Prompt:
From the entries below, copy every line that holds the word "winrshost".

Information given:
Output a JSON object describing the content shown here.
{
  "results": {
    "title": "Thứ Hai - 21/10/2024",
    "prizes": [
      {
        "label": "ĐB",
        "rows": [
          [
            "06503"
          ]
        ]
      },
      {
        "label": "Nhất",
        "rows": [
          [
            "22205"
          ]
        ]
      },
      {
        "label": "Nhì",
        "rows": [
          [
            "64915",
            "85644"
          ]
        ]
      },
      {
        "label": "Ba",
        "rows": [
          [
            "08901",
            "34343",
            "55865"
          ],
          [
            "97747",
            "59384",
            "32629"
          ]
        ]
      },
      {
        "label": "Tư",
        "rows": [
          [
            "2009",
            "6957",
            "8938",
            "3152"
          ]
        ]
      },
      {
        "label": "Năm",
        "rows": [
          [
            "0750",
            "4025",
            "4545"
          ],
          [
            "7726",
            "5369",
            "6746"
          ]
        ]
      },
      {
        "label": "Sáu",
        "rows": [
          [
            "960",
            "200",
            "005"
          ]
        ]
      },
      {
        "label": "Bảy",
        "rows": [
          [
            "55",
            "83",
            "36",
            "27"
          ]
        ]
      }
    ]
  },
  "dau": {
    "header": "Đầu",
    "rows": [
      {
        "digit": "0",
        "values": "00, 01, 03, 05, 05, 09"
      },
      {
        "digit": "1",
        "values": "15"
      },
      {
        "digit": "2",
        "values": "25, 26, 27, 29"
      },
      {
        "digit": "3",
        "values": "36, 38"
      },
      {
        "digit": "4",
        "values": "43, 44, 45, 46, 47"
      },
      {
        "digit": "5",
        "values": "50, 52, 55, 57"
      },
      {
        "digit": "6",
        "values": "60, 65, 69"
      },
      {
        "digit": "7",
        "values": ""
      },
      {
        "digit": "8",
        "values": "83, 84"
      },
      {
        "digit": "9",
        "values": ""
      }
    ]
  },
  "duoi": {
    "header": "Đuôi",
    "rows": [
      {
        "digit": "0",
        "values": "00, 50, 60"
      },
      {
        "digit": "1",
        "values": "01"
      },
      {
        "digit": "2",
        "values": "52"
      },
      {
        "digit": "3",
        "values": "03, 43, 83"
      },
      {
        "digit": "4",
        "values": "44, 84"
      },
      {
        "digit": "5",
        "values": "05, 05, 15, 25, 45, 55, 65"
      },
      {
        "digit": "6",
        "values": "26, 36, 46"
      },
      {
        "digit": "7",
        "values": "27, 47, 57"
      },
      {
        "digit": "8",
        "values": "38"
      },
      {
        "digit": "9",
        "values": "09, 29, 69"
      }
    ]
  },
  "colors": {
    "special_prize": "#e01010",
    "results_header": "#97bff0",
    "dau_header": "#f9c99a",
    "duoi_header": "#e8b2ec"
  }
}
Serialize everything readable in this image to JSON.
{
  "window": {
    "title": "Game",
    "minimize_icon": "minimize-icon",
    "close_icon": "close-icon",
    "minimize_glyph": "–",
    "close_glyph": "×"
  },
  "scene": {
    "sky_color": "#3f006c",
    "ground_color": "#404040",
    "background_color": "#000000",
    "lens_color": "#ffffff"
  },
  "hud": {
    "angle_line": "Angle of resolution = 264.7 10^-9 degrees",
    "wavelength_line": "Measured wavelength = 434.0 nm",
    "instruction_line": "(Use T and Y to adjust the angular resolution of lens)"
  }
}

--

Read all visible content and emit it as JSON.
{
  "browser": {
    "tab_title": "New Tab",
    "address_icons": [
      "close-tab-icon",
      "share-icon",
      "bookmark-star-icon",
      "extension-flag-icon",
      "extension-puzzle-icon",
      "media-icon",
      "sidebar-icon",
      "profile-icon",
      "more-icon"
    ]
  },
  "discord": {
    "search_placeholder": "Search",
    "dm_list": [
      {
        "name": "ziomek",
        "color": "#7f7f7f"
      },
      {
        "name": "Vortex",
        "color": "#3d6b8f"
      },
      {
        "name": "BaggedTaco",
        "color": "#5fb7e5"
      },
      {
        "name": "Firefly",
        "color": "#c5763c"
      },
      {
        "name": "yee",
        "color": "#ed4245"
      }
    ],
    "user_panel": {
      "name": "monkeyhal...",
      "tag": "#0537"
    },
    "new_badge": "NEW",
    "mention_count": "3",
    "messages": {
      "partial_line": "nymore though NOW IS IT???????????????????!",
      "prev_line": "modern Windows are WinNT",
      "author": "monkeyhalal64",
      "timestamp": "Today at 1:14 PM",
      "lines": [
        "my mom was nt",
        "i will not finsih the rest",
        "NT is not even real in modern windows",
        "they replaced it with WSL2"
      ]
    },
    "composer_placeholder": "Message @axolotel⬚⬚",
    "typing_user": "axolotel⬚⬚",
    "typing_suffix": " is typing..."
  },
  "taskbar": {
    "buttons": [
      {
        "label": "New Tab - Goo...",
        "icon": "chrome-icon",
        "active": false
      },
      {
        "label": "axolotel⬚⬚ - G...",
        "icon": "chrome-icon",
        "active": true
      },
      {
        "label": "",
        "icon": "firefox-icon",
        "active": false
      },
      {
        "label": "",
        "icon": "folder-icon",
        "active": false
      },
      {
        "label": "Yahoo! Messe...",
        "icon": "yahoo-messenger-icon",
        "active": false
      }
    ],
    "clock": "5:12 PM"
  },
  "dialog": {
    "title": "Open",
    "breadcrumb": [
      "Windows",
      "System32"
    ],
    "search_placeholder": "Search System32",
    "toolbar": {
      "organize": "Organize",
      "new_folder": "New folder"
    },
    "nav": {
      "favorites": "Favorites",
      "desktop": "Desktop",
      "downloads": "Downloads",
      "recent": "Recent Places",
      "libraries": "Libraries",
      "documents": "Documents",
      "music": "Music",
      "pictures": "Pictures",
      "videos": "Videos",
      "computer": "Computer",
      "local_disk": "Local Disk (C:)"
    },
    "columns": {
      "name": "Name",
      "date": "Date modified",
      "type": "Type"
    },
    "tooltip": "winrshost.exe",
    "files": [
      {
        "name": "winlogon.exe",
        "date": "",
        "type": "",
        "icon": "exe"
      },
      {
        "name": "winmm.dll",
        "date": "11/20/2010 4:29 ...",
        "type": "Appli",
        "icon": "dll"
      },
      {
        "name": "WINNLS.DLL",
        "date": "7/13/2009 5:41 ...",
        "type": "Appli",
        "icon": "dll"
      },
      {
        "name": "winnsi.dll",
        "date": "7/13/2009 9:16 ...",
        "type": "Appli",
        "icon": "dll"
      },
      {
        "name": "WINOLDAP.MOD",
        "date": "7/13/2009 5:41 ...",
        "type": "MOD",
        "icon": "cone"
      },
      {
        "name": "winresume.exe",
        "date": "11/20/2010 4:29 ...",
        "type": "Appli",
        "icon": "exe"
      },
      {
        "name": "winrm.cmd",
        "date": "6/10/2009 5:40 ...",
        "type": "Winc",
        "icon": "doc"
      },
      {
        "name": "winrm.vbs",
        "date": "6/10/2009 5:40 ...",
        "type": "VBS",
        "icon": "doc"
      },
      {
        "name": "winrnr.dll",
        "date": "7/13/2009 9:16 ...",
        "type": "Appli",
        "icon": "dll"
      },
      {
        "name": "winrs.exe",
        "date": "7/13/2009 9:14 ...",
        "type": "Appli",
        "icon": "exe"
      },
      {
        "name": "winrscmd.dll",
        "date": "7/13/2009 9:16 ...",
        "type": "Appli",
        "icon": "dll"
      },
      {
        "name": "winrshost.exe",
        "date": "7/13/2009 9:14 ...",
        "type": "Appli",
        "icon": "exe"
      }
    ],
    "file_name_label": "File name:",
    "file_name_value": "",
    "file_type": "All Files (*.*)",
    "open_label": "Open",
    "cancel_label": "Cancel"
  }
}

Answer to the problem:
    "tooltip": "winrshost.exe",
        "name": "winrshost.exe",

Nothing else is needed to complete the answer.